> TASK OBJECTIVE
Update the lines between the one containing "545, 1466, 590]" and the one containing "page-number: 4 bbox=[792, 2132, 832, 2158]", inclusive, by changing "text-line" to "body-line" and keeping everything else identical. Return only those lines.

Element and region listings
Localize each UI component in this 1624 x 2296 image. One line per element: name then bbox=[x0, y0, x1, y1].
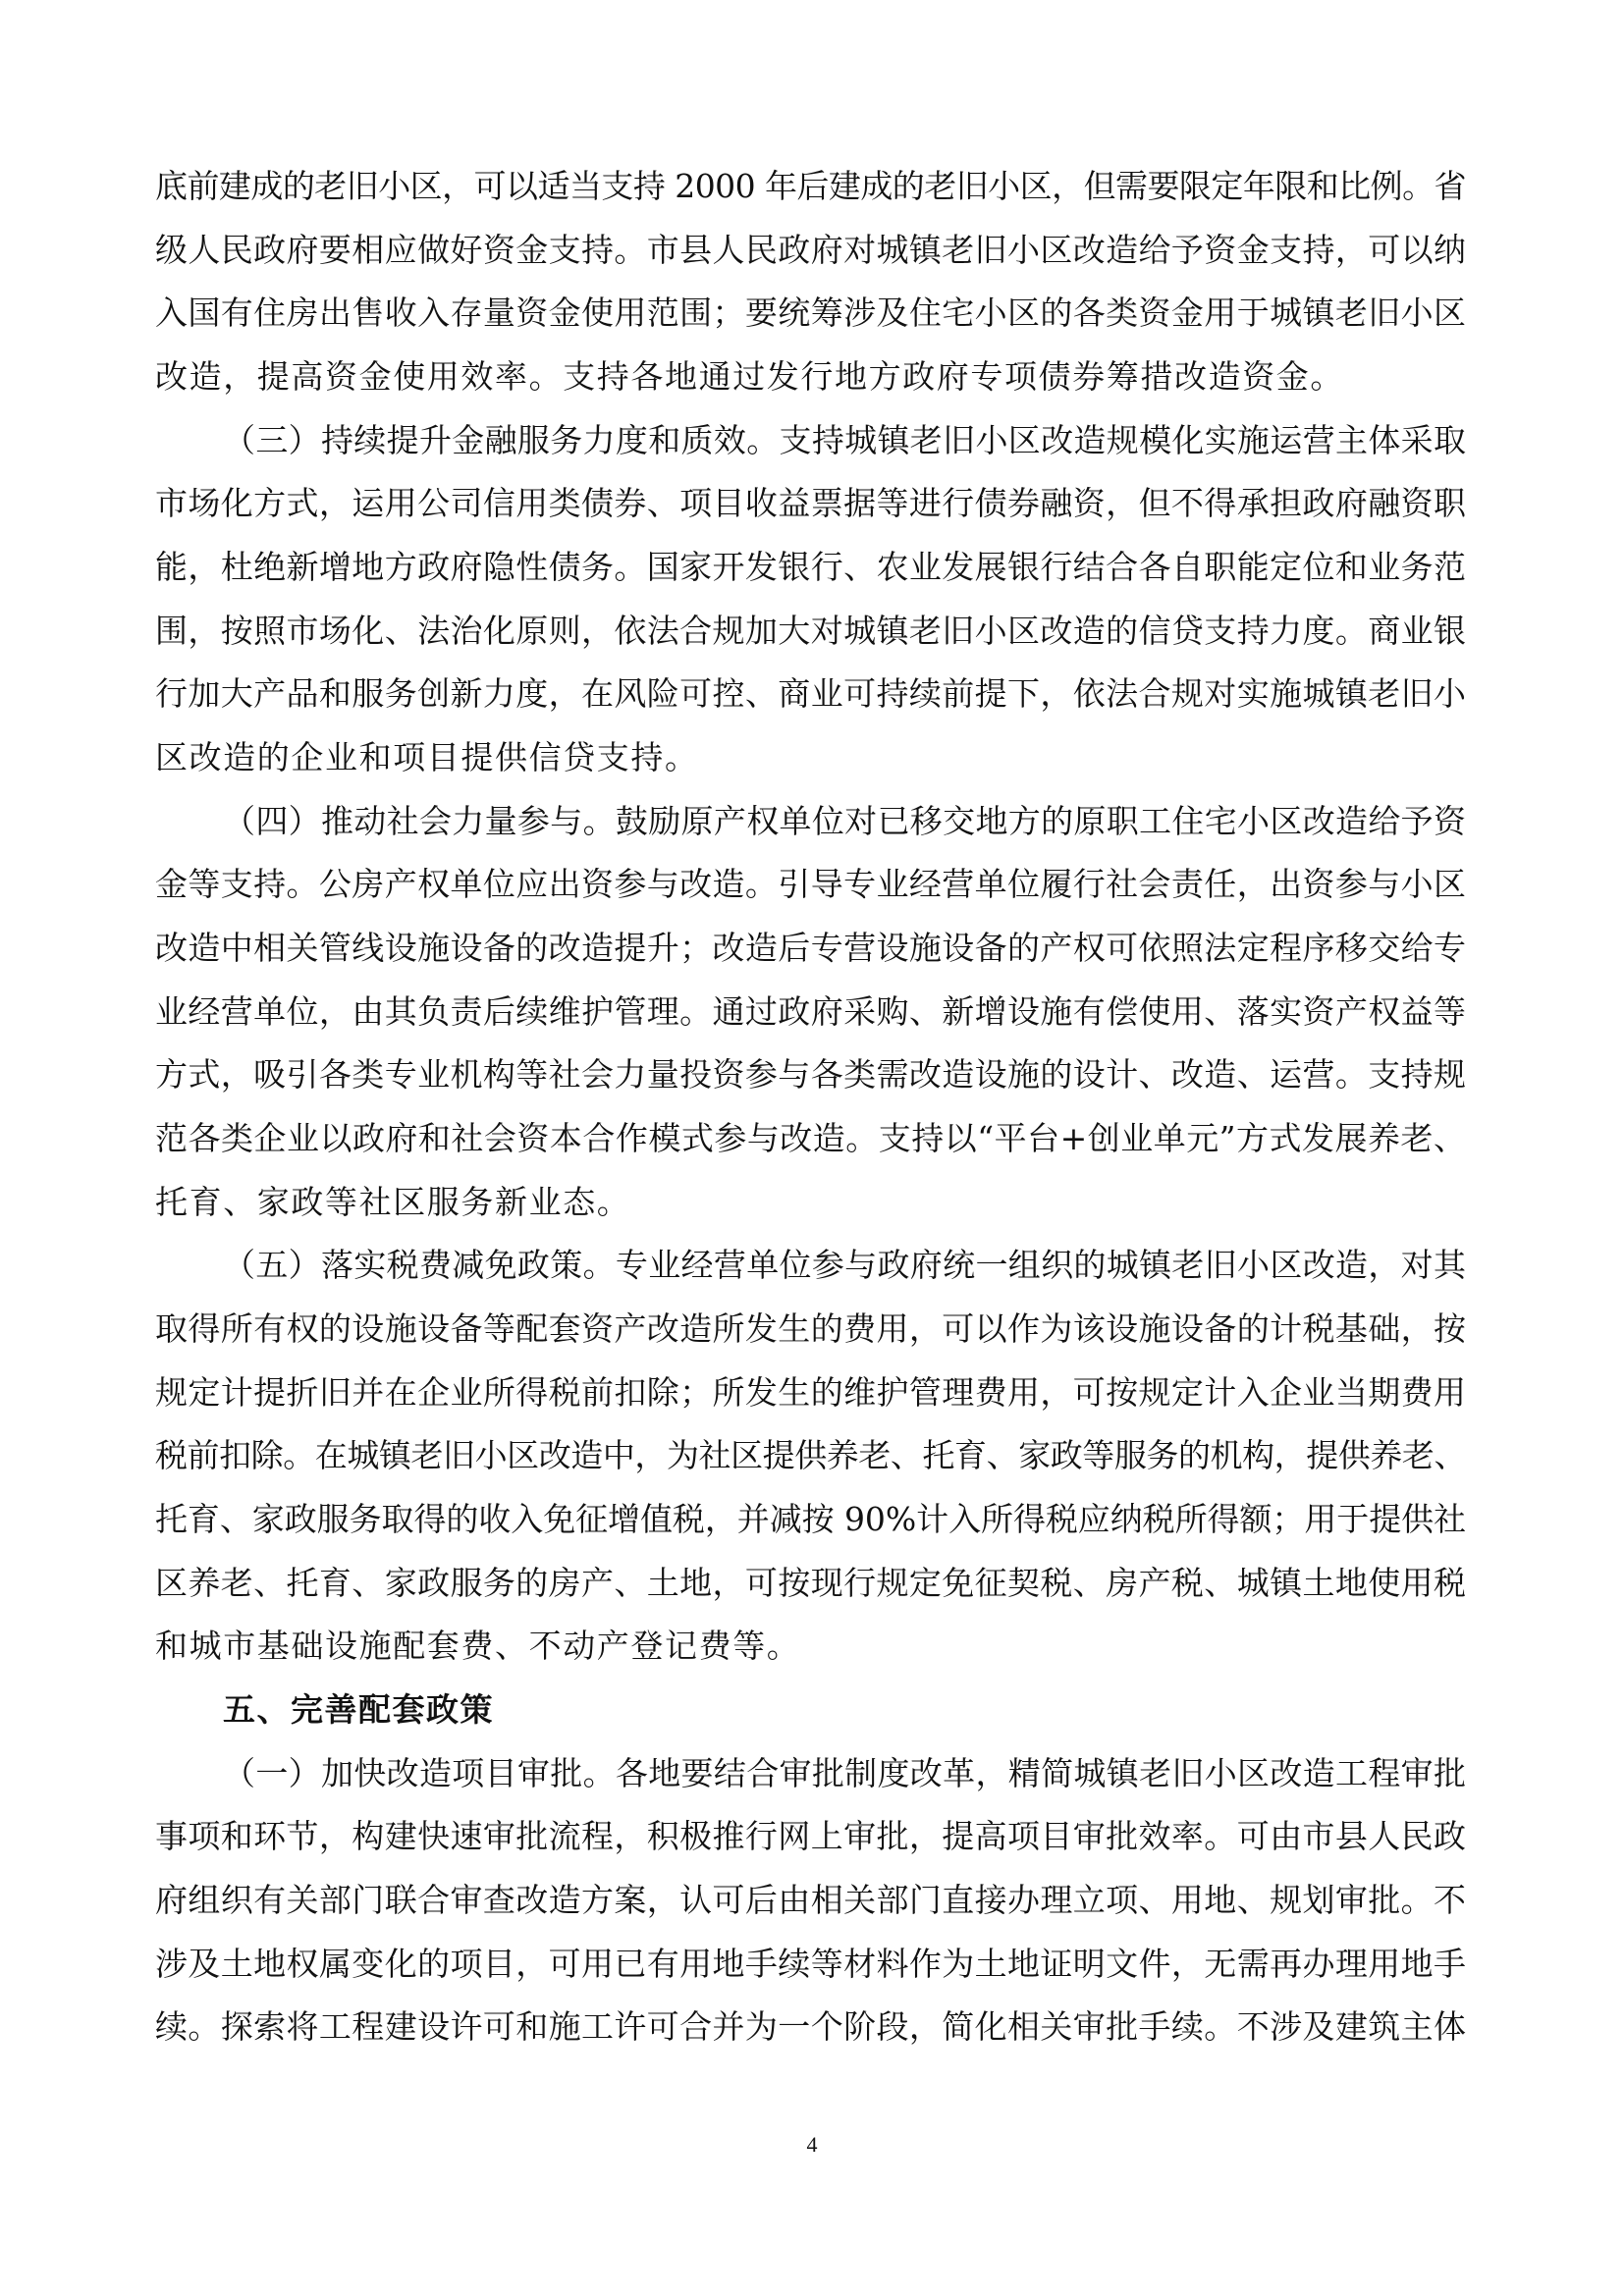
text-line: 能，杜绝新增地方政府隐性债务。国家开发银行、农业发展银行结合各自职能定位和业务范 bbox=[155, 545, 1466, 590]
text-line: 府组织有关部门联合审查改造方案，认可后由相关部门直接办理立项、用地、规划审批。不 bbox=[155, 1878, 1466, 1923]
page-number: 4 bbox=[792, 2132, 832, 2158]
text-line: 市场化方式，运用公司信用类债券、项目收益票据等进行债券融资，但不得承担政府融资职 bbox=[155, 481, 1466, 526]
text-line: 底前建成的老旧小区，可以适当支持 2000 年后建成的老旧小区，但需要限定年限和… bbox=[155, 164, 1466, 209]
text-line: 续。探索将工程建设许可和施工许可合并为一个阶段，简化相关审批手续。不涉及建筑主体 bbox=[155, 2004, 1466, 2050]
text-line: 涉及土地权属变化的项目，可用已有用地手续等材料作为土地证明文件，无需再办理用地手 bbox=[155, 1942, 1466, 1987]
text-line: 方式，吸引各类专业机构等社会力量投资参与各类需改造设施的设计、改造、运营。支持规 bbox=[155, 1052, 1466, 1097]
text-line: 税前扣除。在城镇老旧小区改造中，为社区提供养老、托育、家政等服务的机构，提供养老… bbox=[155, 1433, 1466, 1478]
text-line: 业经营单位，由其负责后续维护管理。通过政府采购、新增设施有偿使用、落实资产权益等 bbox=[155, 989, 1466, 1035]
text-line: 区改造的企业和项目提供信贷支持。 bbox=[155, 735, 1466, 780]
text-line: 改造中相关管线设施设备的改造提升；改造后专营设施设备的产权可依照法定程序移交给专 bbox=[155, 926, 1466, 971]
text-line: 围，按照市场化、法治化原则，依法合规加大对城镇老旧小区改造的信贷支持力度。商业银 bbox=[155, 609, 1466, 654]
text-line: 行加大产品和服务创新力度，在风险可控、商业可持续前提下，依法合规对实施城镇老旧小 bbox=[155, 671, 1466, 717]
paragraph-start-5: （五）落实税费减免政策。专业经营单位参与政府统一组织的城镇老旧小区改造，对其 bbox=[223, 1243, 1466, 1288]
text-line: 取得所有权的设施设备等配套资产改造所发生的费用，可以作为该设施设备的计税基础，按 bbox=[155, 1307, 1466, 1352]
text-line: 托育、家政服务取得的收入免征增值税，并减按 90%计入所得税应纳税所得额；用于提… bbox=[155, 1497, 1466, 1542]
text-line: 入国有住房出售收入存量资金使用范围；要统筹涉及住宅小区的各类资金用于城镇老旧小区 bbox=[155, 291, 1466, 336]
paragraph-start-1: （一）加快改造项目审批。各地要结合审批制度改革，精简城镇老旧小区改造工程审批 bbox=[223, 1751, 1466, 1796]
document-page: 底前建成的老旧小区，可以适当支持 2000 年后建成的老旧小区，但需要限定年限和… bbox=[0, 0, 1624, 2296]
text-line: 金等支持。公房产权单位应出资参与改造。引导专业经营单位履行社会责任，出资参与小区 bbox=[155, 862, 1466, 907]
text-line: 改造，提高资金使用效率。支持各地通过发行地方政府专项债券筹措改造资金。 bbox=[155, 354, 1466, 400]
text-line: 和城市基础设施配套费、不动产登记费等。 bbox=[155, 1624, 1466, 1669]
text-line: 规定计提折旧并在企业所得税前扣除；所发生的维护管理费用，可按规定计入企业当期费用 bbox=[155, 1370, 1466, 1415]
paragraph-start-3: （三）持续提升金融服务力度和质效。支持城镇老旧小区改造规模化实施运营主体采取 bbox=[223, 418, 1466, 463]
text-line: 事项和环节，构建快速审批流程，积极推行网上审批，提高项目审批效率。可由市县人民政 bbox=[155, 1814, 1466, 1859]
text-line: 托育、家政等社区服务新业态。 bbox=[155, 1180, 1466, 1225]
text-line: 级人民政府要相应做好资金支持。市县人民政府对城镇老旧小区改造给予资金支持，可以纳 bbox=[155, 228, 1466, 273]
paragraph-start-4: （四）推动社会力量参与。鼓励原产权单位对已移交地方的原职工住宅小区改造给予资 bbox=[223, 799, 1466, 844]
section-heading: 五、完善配套政策 bbox=[223, 1687, 1466, 1733]
text-line: 范各类企业以政府和社会资本合作模式参与改造。支持以“平台+创业单元”方式发展养老… bbox=[155, 1116, 1466, 1161]
text-line: 区养老、托育、家政服务的房产、土地，可按现行规定免征契税、房产税、城镇土地使用税 bbox=[155, 1561, 1466, 1606]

> RIGHT ANSWER
body-line: 能，杜绝新增地方政府隐性债务。国家开发银行、农业发展银行结合各自职能定位和业务范 bbox=[155, 545, 1466, 590]
body-line: 府组织有关部门联合审查改造方案，认可后由相关部门直接办理立项、用地、规划审批。不 bbox=[155, 1878, 1466, 1923]
page-number: 4 bbox=[792, 2132, 832, 2158]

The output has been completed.